→ **WHAT NEEDS TO BE DONE**
Find the lines with the string "this" and return them.

— Start of DATASET —

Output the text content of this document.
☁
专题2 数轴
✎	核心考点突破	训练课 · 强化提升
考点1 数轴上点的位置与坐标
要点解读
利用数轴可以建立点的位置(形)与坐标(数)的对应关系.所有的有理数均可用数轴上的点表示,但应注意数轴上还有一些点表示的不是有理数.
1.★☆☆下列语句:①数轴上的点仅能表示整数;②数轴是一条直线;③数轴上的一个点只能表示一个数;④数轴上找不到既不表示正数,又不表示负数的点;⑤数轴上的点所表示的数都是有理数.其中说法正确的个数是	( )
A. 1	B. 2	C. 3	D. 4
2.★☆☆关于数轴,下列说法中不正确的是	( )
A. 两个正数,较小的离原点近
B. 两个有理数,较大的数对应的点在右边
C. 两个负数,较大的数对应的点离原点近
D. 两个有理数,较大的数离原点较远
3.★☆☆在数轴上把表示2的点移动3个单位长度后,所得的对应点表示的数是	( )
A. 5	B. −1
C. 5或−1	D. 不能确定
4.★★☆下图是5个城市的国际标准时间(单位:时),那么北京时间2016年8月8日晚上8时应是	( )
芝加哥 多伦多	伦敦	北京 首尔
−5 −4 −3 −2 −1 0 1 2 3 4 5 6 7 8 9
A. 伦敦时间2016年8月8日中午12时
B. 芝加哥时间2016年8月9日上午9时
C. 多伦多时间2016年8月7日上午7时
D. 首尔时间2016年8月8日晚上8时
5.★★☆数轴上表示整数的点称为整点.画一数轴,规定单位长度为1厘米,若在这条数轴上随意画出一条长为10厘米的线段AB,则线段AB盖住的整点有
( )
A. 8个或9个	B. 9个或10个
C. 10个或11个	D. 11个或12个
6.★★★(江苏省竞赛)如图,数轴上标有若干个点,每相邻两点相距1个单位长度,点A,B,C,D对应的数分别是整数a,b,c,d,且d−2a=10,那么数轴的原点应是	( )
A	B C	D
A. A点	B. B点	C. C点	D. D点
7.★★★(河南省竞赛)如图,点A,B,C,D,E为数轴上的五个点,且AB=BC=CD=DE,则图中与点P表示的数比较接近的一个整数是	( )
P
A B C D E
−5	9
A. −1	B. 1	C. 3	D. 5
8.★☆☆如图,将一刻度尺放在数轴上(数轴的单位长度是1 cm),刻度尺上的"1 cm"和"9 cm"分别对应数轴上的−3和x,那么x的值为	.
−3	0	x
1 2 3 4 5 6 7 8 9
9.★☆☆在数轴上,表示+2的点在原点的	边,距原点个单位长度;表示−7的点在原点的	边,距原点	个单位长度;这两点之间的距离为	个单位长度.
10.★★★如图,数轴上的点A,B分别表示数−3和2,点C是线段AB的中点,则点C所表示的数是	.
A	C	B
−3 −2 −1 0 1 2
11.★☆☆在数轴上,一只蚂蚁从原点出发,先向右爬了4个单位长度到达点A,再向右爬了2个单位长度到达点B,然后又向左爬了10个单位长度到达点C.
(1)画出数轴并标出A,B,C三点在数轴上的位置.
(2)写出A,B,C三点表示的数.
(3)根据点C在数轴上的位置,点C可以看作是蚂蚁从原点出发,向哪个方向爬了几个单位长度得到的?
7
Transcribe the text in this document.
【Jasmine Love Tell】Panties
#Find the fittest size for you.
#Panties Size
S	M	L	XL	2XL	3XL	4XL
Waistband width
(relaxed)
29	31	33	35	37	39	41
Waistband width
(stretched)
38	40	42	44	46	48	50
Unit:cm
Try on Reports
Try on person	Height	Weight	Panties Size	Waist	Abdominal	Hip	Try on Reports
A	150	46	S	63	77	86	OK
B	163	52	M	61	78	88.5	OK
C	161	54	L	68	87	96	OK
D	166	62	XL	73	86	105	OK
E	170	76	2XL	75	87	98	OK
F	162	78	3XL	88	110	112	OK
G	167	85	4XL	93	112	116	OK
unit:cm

— End of DATASET —

→ **CORRECT OUTPUT**
Output the text content of this document.
Transcribe the text in this document.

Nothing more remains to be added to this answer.